[Start EXERCISE INPUT]

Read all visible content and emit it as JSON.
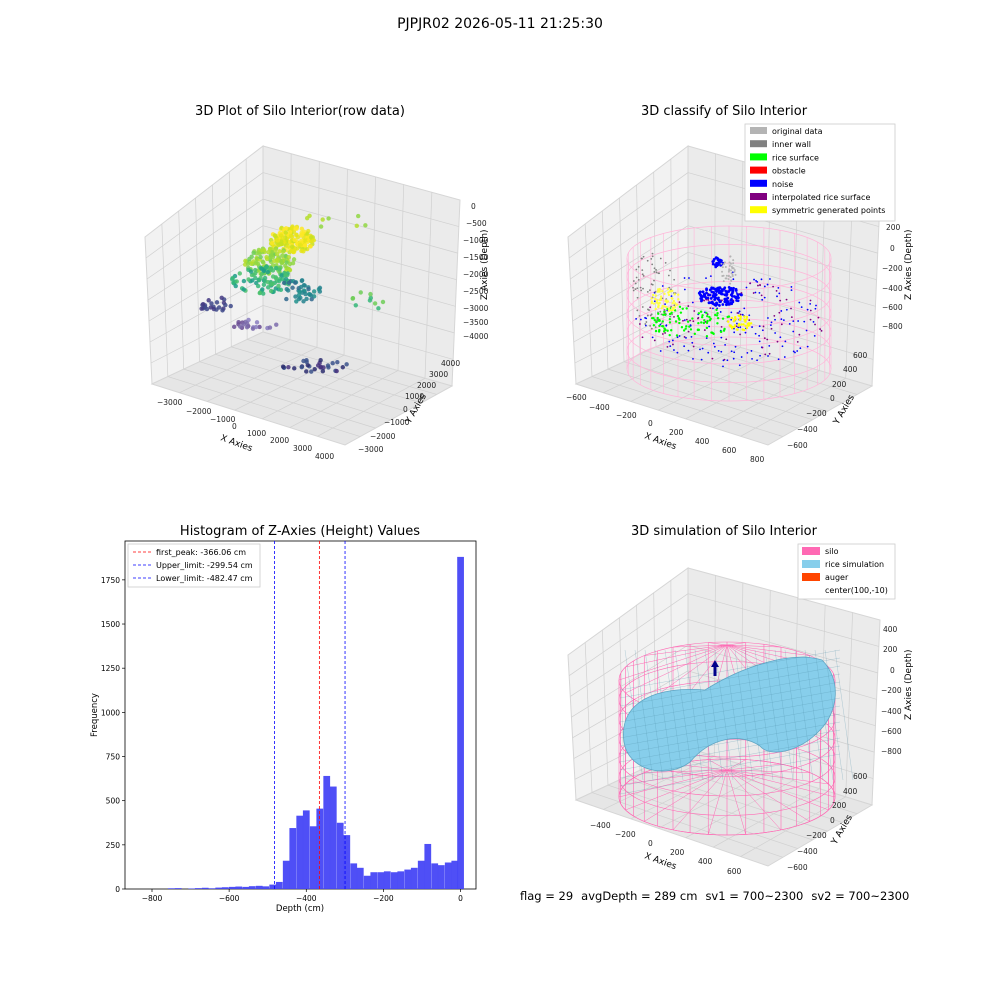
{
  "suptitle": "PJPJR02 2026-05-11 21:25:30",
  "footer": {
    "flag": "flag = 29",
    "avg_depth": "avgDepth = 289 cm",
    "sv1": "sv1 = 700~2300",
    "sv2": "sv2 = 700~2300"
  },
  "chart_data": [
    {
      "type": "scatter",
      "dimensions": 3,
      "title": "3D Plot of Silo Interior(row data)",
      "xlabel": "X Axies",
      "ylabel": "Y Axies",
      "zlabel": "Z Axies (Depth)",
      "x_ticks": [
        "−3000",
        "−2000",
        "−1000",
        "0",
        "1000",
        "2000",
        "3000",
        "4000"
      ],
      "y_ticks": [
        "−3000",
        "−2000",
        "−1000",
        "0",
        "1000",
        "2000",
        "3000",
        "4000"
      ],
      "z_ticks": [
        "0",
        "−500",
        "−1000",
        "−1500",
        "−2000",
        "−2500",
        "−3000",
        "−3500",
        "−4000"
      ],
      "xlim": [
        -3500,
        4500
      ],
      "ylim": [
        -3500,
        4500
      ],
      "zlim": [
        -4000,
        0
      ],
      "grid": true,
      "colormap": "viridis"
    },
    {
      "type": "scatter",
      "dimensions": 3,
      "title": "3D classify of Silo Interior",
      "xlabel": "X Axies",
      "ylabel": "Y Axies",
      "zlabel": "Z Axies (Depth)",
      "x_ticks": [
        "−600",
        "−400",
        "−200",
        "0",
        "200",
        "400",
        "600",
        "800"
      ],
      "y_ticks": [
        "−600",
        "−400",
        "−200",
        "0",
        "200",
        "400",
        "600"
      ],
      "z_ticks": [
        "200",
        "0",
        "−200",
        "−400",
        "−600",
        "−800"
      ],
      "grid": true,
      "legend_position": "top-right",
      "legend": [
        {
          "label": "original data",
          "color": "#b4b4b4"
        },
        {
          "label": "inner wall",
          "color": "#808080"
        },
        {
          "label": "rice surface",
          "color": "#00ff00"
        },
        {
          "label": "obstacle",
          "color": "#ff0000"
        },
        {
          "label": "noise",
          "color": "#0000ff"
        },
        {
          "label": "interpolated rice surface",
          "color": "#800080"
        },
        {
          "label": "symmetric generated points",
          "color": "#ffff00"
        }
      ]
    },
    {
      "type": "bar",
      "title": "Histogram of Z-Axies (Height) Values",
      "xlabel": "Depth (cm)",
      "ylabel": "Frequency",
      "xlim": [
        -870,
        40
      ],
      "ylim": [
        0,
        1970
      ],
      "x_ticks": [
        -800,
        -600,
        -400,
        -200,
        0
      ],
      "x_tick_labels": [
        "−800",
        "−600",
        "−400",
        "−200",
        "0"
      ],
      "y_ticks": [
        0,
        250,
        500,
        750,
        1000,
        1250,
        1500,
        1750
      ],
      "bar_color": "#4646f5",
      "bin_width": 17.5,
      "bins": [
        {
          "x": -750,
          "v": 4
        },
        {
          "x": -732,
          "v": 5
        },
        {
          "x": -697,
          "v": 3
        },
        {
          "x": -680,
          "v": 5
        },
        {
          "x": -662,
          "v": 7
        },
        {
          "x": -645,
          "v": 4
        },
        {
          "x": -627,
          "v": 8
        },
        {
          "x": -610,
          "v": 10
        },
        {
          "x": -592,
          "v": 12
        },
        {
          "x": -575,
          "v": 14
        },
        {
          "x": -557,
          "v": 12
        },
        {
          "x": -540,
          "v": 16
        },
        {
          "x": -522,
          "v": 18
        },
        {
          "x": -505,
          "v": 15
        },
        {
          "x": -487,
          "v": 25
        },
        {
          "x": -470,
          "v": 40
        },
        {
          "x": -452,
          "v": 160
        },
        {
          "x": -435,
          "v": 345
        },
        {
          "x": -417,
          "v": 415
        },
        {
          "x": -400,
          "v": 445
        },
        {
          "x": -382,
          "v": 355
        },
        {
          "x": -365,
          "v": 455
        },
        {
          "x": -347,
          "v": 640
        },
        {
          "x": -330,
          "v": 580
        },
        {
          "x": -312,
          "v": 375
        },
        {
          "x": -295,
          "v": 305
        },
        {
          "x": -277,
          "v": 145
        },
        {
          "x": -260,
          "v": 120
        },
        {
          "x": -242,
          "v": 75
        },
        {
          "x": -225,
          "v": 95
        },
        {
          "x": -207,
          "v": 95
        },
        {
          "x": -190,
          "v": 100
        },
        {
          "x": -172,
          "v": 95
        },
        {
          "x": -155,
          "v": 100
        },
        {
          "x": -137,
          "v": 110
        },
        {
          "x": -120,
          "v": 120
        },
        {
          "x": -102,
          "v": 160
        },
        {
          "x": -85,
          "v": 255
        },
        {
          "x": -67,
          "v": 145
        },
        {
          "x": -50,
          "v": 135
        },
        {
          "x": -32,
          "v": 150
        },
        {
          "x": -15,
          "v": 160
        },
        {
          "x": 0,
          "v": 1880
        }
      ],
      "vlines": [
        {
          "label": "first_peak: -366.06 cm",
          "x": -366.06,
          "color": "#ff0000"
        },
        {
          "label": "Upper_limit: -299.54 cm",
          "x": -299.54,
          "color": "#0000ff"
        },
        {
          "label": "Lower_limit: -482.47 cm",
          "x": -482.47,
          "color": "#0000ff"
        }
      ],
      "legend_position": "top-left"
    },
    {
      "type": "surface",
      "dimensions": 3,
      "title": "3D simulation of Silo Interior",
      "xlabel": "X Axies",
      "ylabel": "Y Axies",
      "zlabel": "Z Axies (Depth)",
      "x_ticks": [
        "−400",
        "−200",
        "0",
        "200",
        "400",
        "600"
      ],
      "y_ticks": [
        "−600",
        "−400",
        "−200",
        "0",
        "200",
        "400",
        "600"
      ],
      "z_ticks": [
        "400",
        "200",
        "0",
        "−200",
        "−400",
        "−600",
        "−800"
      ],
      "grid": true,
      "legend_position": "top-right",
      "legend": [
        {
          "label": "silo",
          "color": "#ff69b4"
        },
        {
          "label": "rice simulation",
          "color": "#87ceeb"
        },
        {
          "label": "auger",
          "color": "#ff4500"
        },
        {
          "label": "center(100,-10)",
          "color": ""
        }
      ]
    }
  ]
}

[End EXERCISE INPUT]
[Start EXERCISE INPUT]

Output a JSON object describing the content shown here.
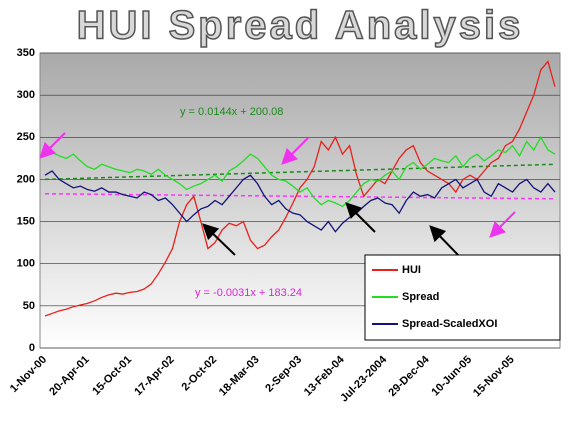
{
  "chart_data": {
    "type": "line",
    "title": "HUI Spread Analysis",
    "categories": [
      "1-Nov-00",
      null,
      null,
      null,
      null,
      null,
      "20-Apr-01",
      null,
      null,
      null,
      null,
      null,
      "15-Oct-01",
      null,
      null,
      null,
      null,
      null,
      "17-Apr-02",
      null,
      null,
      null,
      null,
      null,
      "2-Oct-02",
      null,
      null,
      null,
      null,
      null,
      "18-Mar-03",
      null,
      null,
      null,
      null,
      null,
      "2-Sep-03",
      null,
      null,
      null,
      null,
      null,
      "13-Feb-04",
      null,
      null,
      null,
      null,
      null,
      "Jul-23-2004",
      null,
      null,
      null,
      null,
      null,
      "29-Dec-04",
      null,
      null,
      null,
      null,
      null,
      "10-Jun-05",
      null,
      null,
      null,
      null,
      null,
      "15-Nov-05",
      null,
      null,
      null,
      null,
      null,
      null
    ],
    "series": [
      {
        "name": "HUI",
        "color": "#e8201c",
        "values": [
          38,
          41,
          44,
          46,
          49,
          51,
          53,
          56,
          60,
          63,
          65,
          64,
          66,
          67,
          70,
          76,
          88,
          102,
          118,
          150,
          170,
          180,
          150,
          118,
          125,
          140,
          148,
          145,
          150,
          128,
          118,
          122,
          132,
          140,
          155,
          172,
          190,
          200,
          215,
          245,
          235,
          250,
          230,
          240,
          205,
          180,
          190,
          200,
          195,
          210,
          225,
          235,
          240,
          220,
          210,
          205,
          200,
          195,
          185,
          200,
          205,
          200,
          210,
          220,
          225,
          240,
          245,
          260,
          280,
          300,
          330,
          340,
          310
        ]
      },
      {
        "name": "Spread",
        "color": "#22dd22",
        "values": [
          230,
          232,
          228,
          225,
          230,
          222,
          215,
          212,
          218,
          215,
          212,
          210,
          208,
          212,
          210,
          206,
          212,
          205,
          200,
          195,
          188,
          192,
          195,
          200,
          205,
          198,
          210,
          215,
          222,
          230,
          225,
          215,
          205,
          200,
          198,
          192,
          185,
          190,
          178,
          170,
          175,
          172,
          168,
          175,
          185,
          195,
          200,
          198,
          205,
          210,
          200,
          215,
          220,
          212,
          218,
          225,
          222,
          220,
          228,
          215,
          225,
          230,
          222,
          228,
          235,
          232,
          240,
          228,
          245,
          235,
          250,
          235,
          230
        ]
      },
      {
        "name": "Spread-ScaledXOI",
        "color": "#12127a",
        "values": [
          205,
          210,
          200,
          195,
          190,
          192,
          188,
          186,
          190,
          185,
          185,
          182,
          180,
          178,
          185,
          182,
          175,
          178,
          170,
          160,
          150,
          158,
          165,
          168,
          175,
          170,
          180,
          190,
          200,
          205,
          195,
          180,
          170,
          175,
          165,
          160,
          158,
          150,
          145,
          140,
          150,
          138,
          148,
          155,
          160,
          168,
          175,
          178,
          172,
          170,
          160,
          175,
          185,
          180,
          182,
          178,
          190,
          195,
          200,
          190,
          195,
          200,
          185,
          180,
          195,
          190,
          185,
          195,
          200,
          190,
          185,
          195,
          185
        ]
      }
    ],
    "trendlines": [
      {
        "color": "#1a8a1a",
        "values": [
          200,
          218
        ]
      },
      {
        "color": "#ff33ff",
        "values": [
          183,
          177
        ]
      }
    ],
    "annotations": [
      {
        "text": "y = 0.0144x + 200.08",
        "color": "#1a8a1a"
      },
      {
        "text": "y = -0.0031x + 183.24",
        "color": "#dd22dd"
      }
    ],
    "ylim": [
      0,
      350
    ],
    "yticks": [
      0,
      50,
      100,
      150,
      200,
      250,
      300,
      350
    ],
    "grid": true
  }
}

[End EXERCISE INPUT]

AIM - Which lines in the records above contain the string "Spread"? Copy each one.

EXERCISE RESULT -
    "title": "HUI Spread Analysis",
        "name": "Spread",
        "name": "Spread-ScaledXOI",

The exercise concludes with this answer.